Work out how many lines hold the string "document". The answer is a single number, nothing more.

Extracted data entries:
::::::::

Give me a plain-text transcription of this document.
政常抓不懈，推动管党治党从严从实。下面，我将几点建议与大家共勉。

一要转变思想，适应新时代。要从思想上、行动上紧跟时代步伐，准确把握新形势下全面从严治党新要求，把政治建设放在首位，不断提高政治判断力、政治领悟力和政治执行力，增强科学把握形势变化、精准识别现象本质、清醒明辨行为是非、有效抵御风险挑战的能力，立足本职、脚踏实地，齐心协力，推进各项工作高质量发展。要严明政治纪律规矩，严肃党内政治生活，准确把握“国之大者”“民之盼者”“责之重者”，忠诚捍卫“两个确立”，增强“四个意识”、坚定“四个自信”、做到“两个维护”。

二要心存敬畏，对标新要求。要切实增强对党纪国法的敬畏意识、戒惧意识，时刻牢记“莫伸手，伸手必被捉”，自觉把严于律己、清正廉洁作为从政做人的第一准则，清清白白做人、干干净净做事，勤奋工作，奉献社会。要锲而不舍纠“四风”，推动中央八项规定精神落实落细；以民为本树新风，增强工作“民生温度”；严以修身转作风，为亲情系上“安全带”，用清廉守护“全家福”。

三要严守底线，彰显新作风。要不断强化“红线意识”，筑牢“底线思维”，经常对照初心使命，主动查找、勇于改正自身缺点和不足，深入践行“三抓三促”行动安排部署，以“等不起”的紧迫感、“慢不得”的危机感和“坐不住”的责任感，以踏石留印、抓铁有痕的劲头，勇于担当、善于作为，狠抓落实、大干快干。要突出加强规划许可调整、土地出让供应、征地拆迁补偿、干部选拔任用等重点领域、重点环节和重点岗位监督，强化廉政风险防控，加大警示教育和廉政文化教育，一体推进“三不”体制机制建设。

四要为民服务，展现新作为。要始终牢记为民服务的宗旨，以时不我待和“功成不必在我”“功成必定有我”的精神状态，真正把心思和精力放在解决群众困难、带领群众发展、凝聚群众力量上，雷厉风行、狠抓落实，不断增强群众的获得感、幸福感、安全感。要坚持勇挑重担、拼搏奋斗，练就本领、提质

::::::::

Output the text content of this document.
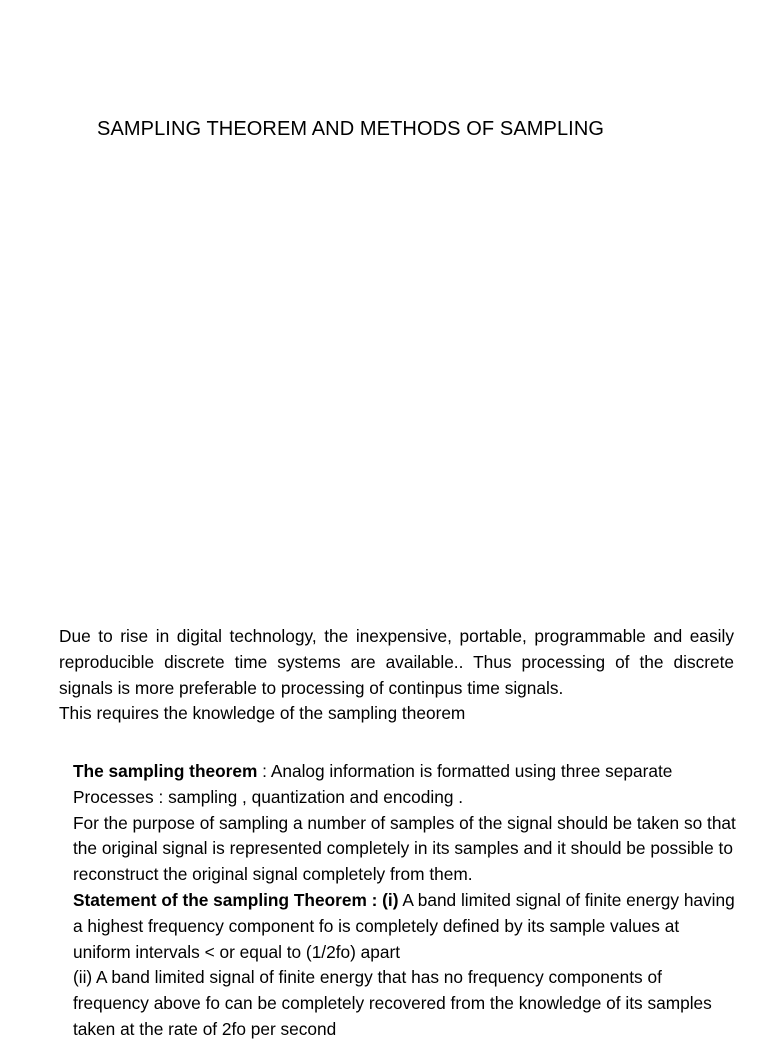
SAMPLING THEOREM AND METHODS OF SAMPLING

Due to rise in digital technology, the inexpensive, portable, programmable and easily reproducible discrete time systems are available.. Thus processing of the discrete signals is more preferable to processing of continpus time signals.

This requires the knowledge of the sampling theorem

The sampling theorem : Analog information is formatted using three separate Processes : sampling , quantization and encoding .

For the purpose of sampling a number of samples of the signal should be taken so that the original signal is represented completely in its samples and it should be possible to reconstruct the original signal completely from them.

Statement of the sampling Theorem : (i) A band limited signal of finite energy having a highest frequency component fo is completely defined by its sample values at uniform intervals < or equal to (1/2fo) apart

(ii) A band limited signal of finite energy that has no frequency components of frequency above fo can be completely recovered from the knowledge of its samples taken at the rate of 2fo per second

::::::::

ANSWER TO THIS TASK
2